Task directions:
Write out the full set of records below exactly.

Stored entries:
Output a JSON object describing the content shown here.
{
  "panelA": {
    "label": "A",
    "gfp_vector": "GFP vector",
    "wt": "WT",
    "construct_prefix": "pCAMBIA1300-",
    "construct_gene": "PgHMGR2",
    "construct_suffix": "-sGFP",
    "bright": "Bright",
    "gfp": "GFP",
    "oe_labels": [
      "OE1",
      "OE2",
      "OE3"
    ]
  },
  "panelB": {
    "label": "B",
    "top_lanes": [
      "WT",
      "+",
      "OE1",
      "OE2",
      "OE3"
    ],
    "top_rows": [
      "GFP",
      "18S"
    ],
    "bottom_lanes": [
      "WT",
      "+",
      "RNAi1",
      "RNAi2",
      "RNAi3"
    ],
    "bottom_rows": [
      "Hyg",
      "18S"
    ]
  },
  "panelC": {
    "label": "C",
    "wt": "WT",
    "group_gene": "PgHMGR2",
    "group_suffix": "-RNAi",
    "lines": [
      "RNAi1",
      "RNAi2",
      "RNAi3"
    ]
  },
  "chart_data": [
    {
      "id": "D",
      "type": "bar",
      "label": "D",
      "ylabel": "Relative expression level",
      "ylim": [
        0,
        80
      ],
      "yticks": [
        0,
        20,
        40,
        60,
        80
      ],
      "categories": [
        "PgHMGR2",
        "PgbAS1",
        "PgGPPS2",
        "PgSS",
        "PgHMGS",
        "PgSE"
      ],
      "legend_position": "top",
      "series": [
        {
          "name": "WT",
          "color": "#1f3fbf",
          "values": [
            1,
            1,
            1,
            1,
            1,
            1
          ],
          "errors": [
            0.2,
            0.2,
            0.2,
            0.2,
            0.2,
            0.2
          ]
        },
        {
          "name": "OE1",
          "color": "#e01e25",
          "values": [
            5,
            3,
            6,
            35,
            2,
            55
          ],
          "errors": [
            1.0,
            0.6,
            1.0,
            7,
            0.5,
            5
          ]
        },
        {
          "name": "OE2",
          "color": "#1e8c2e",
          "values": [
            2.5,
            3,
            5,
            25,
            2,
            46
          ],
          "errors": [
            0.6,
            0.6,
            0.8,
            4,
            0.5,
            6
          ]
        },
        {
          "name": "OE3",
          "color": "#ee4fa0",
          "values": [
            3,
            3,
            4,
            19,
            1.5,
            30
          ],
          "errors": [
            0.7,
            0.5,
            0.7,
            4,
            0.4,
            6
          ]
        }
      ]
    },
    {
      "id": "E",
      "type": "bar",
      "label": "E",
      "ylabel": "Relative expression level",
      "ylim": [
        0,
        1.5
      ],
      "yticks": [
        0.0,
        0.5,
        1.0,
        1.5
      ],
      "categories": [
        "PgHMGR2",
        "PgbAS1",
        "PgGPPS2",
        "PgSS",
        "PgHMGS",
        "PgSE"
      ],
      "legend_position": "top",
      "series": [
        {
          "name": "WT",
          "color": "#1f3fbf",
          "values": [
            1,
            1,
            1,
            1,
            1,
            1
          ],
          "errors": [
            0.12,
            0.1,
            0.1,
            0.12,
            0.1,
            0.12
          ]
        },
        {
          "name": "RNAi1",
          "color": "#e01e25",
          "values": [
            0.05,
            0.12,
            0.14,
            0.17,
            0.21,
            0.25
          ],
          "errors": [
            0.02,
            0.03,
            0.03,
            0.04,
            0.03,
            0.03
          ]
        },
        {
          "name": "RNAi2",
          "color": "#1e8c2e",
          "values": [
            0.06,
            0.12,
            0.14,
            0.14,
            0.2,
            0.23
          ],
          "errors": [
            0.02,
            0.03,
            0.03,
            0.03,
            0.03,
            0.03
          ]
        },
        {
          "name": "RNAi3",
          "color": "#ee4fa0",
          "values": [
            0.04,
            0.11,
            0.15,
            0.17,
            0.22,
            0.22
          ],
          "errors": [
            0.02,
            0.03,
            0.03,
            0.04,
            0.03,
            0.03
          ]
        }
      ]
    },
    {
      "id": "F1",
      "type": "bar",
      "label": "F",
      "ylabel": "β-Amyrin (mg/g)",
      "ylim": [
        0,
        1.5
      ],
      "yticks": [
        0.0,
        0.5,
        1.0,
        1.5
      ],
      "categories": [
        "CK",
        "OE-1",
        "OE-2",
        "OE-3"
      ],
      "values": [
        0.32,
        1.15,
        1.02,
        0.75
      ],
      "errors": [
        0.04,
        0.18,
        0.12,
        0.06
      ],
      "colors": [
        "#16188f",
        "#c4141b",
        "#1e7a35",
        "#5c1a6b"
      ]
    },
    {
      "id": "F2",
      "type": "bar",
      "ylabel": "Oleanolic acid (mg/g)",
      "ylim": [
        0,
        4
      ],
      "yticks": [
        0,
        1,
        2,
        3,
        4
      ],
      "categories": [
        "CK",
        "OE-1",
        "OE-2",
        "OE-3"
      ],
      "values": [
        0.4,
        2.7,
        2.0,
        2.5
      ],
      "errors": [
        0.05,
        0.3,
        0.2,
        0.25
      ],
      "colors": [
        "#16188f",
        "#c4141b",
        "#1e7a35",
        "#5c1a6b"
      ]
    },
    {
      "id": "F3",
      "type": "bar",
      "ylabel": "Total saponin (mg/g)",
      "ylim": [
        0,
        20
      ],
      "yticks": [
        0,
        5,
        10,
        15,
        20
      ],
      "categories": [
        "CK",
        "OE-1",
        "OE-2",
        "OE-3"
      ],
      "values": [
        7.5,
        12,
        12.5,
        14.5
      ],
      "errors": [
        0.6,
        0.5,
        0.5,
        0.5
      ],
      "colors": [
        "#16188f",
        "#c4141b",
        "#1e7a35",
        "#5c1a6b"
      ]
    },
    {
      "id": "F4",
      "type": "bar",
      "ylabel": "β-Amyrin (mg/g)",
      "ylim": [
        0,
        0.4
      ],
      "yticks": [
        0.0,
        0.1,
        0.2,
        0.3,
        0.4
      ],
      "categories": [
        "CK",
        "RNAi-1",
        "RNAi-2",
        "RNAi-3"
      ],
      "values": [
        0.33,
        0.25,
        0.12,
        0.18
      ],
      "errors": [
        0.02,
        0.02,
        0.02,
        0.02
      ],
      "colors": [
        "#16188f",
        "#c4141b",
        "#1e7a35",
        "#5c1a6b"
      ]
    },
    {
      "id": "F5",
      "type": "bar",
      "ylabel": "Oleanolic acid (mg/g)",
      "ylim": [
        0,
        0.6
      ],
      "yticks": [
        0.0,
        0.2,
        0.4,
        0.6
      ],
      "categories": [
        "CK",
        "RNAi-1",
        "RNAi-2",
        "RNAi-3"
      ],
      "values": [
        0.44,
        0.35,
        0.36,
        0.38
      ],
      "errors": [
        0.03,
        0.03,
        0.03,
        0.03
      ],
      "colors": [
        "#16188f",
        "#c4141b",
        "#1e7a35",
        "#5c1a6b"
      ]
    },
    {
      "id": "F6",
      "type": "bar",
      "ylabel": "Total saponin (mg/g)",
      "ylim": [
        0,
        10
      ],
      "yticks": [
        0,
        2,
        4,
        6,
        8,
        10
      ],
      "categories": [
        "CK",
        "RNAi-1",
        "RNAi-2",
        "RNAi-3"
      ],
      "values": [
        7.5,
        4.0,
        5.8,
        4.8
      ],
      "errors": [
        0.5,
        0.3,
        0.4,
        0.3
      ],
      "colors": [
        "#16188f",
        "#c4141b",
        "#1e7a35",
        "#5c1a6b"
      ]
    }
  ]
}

Output for this task:
Output a JSON object describing the content shown here.
{
  "panelA": {
    "label": "A",
    "gfp_vector": "GFP vector",
    "wt": "WT",
    "construct_prefix": "pCAMBIA1300-",
    "construct_gene": "PgHMGR2",
    "construct_suffix": "-sGFP",
    "bright": "Bright",
    "gfp": "GFP",
    "oe_labels": [
      "OE1",
      "OE2",
      "OE3"
    ]
  },
  "panelB": {
    "label": "B",
    "top_lanes": [
      "WT",
      "+",
      "OE1",
      "OE2",
      "OE3"
    ],
    "top_rows": [
      "GFP",
      "18S"
    ],
    "bottom_lanes": [
      "WT",
      "+",
      "RNAi1",
      "RNAi2",
      "RNAi3"
    ],
    "bottom_rows": [
      "Hyg",
      "18S"
    ]
  },
  "panelC": {
    "label": "C",
    "wt": "WT",
    "group_gene": "PgHMGR2",
    "group_suffix": "-RNAi",
    "lines": [
      "RNAi1",
      "RNAi2",
      "RNAi3"
    ]
  },
  "chart_data": [
    {
      "id": "D",
      "type": "bar",
      "label": "D",
      "ylabel": "Relative expression level",
      "ylim": [
        0,
        80
      ],
      "yticks": [
        0,
        20,
        40,
        60,
        80
      ],
      "categories": [
        "PgHMGR2",
        "PgbAS1",
        "PgGPPS2",
        "PgSS",
        "PgHMGS",
        "PgSE"
      ],
      "legend_position": "top",
      "series": [
        {
          "name": "WT",
          "color": "#1f3fbf",
          "values": [
            1,
            1,
            1,
            1,
            1,
            1
          ],
          "errors": [
            0.2,
            0.2,
            0.2,
            0.2,
            0.2,
            0.2
          ]
        },
        {
          "name": "OE1",
          "color": "#e01e25",
          "values": [
            5,
            3,
            6,
            35,
            2,
            55
          ],
          "errors": [
            1.0,
            0.6,
            1.0,
            7,
            0.5,
            5
          ]
        },
        {
          "name": "OE2",
          "color": "#1e8c2e",
          "values": [
            2.5,
            3,
            5,
            25,
            2,
            46
          ],
          "errors": [
            0.6,
            0.6,
            0.8,
            4,
            0.5,
            6
          ]
        },
        {
          "name": "OE3",
          "color": "#ee4fa0",
          "values": [
            3,
            3,
            4,
            19,
            1.5,
            30
          ],
          "errors": [
            0.7,
            0.5,
            0.7,
            4,
            0.4,
            6
          ]
        }
      ]
    },
    {
      "id": "E",
      "type": "bar",
      "label": "E",
      "ylabel": "Relative expression level",
      "ylim": [
        0,
        1.5
      ],
      "yticks": [
        0.0,
        0.5,
        1.0,
        1.5
      ],
      "categories": [
        "PgHMGR2",
        "PgbAS1",
        "PgGPPS2",
        "PgSS",
        "PgHMGS",
        "PgSE"
      ],
      "legend_position": "top",
      "series": [
        {
          "name": "WT",
          "color": "#1f3fbf",
          "values": [
            1,
            1,
            1,
            1,
            1,
            1
          ],
          "errors": [
            0.12,
            0.1,
            0.1,
            0.12,
            0.1,
            0.12
          ]
        },
        {
          "name": "RNAi1",
          "color": "#e01e25",
          "values": [
            0.05,
            0.12,
            0.14,
            0.17,
            0.21,
            0.25
          ],
          "errors": [
            0.02,
            0.03,
            0.03,
            0.04,
            0.03,
            0.03
          ]
        },
        {
          "name": "RNAi2",
          "color": "#1e8c2e",
          "values": [
            0.06,
            0.12,
            0.14,
            0.14,
            0.2,
            0.23
          ],
          "errors": [
            0.02,
            0.03,
            0.03,
            0.03,
            0.03,
            0.03
          ]
        },
        {
          "name": "RNAi3",
          "color": "#ee4fa0",
          "values": [
            0.04,
            0.11,
            0.15,
            0.17,
            0.22,
            0.22
          ],
          "errors": [
            0.02,
            0.03,
            0.03,
            0.04,
            0.03,
            0.03
          ]
        }
      ]
    },
    {
      "id": "F1",
      "type": "bar",
      "label": "F",
      "ylabel": "β-Amyrin (mg/g)",
      "ylim": [
        0,
        1.5
      ],
      "yticks": [
        0.0,
        0.5,
        1.0,
        1.5
      ],
      "categories": [
        "CK",
        "OE-1",
        "OE-2",
        "OE-3"
      ],
      "values": [
        0.32,
        1.15,
        1.02,
        0.75
      ],
      "errors": [
        0.04,
        0.18,
        0.12,
        0.06
      ],
      "colors": [
        "#16188f",
        "#c4141b",
        "#1e7a35",
        "#5c1a6b"
      ]
    },
    {
      "id": "F2",
      "type": "bar",
      "ylabel": "Oleanolic acid (mg/g)",
      "ylim": [
        0,
        4
      ],
      "yticks": [
        0,
        1,
        2,
        3,
        4
      ],
      "categories": [
        "CK",
        "OE-1",
        "OE-2",
        "OE-3"
      ],
      "values": [
        0.4,
        2.7,
        2.0,
        2.5
      ],
      "errors": [
        0.05,
        0.3,
        0.2,
        0.25
      ],
      "colors": [
        "#16188f",
        "#c4141b",
        "#1e7a35",
        "#5c1a6b"
      ]
    },
    {
      "id": "F3",
      "type": "bar",
      "ylabel": "Total saponin (mg/g)",
      "ylim": [
        0,
        20
      ],
      "yticks": [
        0,
        5,
        10,
        15,
        20
      ],
      "categories": [
        "CK",
        "OE-1",
        "OE-2",
        "OE-3"
      ],
      "values": [
        7.5,
        12,
        12.5,
        14.5
      ],
      "errors": [
        0.6,
        0.5,
        0.5,
        0.5
      ],
      "colors": [
        "#16188f",
        "#c4141b",
        "#1e7a35",
        "#5c1a6b"
      ]
    },
    {
      "id": "F4",
      "type": "bar",
      "ylabel": "β-Amyrin (mg/g)",
      "ylim": [
        0,
        0.4
      ],
      "yticks": [
        0.0,
        0.1,
        0.2,
        0.3,
        0.4
      ],
      "categories": [
        "CK",
        "RNAi-1",
        "RNAi-2",
        "RNAi-3"
      ],
      "values": [
        0.33,
        0.25,
        0.12,
        0.18
      ],
      "errors": [
        0.02,
        0.02,
        0.02,
        0.02
      ],
      "colors": [
        "#16188f",
        "#c4141b",
        "#1e7a35",
        "#5c1a6b"
      ]
    },
    {
      "id": "F5",
      "type": "bar",
      "ylabel": "Oleanolic acid (mg/g)",
      "ylim": [
        0,
        0.6
      ],
      "yticks": [
        0.0,
        0.2,
        0.4,
        0.6
      ],
      "categories": [
        "CK",
        "RNAi-1",
        "RNAi-2",
        "RNAi-3"
      ],
      "values": [
        0.44,
        0.35,
        0.36,
        0.38
      ],
      "errors": [
        0.03,
        0.03,
        0.03,
        0.03
      ],
      "colors": [
        "#16188f",
        "#c4141b",
        "#1e7a35",
        "#5c1a6b"
      ]
    },
    {
      "id": "F6",
      "type": "bar",
      "ylabel": "Total saponin (mg/g)",
      "ylim": [
        0,
        10
      ],
      "yticks": [
        0,
        2,
        4,
        6,
        8,
        10
      ],
      "categories": [
        "CK",
        "RNAi-1",
        "RNAi-2",
        "RNAi-3"
      ],
      "values": [
        7.5,
        4.0,
        5.8,
        4.8
      ],
      "errors": [
        0.5,
        0.3,
        0.4,
        0.3
      ],
      "colors": [
        "#16188f",
        "#c4141b",
        "#1e7a35",
        "#5c1a6b"
      ]
    }
  ]
}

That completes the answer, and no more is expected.